DESCRIPTION OF THE TASK | Look through the lines and report how many include the word "into", giving nothing but the number.

RECORDS SHOWN |
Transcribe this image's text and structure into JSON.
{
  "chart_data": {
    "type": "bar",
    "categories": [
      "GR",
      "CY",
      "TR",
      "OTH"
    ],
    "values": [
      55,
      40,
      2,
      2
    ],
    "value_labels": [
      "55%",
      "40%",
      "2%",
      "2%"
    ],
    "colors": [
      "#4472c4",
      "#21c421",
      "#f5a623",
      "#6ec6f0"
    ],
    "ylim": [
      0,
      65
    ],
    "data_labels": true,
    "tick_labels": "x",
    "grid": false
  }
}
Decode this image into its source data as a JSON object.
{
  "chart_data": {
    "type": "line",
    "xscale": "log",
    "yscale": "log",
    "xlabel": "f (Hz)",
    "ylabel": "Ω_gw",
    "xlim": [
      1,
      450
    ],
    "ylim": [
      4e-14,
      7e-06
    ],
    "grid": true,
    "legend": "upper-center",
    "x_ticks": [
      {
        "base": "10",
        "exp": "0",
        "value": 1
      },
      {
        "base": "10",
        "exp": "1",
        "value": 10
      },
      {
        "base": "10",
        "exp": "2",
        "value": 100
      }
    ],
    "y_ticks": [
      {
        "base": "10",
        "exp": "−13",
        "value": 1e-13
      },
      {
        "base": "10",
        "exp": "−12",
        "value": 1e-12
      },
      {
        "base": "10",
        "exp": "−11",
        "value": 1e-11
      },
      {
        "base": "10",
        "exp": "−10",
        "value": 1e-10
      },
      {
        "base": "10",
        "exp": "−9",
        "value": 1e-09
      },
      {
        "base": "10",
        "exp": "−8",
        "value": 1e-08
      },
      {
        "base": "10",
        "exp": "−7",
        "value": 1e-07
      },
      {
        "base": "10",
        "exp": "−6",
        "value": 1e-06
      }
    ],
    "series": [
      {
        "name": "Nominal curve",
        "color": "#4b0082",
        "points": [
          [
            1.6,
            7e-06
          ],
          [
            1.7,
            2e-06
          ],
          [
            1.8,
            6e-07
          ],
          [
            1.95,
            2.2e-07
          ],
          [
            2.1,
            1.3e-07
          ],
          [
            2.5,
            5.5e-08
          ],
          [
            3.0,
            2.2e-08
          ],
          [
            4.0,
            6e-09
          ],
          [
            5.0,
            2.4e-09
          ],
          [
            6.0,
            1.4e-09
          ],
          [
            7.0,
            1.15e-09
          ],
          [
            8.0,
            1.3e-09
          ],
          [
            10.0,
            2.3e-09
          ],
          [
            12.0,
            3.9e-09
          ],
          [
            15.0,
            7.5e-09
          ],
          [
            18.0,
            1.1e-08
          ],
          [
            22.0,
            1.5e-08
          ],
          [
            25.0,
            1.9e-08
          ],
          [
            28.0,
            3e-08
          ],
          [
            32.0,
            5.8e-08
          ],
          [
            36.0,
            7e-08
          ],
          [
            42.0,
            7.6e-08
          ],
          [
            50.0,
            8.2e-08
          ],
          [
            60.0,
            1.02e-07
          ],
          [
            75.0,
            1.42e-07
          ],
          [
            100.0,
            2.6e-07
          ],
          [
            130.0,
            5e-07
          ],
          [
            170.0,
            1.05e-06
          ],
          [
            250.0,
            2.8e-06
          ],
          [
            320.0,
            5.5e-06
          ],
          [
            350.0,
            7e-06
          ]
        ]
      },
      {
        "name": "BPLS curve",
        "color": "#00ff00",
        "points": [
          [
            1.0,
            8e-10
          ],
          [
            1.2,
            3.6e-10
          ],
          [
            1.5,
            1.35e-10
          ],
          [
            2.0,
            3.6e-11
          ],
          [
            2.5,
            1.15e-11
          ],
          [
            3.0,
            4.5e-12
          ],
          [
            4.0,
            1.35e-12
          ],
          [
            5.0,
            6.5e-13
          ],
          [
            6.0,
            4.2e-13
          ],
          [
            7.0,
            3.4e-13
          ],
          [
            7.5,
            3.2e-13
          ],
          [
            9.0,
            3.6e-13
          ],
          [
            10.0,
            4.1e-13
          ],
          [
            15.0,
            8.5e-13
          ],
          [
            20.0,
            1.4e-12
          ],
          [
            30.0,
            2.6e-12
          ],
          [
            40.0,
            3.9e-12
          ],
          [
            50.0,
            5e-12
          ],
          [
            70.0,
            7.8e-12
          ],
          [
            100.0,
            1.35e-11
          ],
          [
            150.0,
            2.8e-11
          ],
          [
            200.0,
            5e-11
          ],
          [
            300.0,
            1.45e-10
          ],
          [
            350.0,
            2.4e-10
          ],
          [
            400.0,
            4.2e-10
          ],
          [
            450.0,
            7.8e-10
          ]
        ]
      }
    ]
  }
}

RESPONSE | 2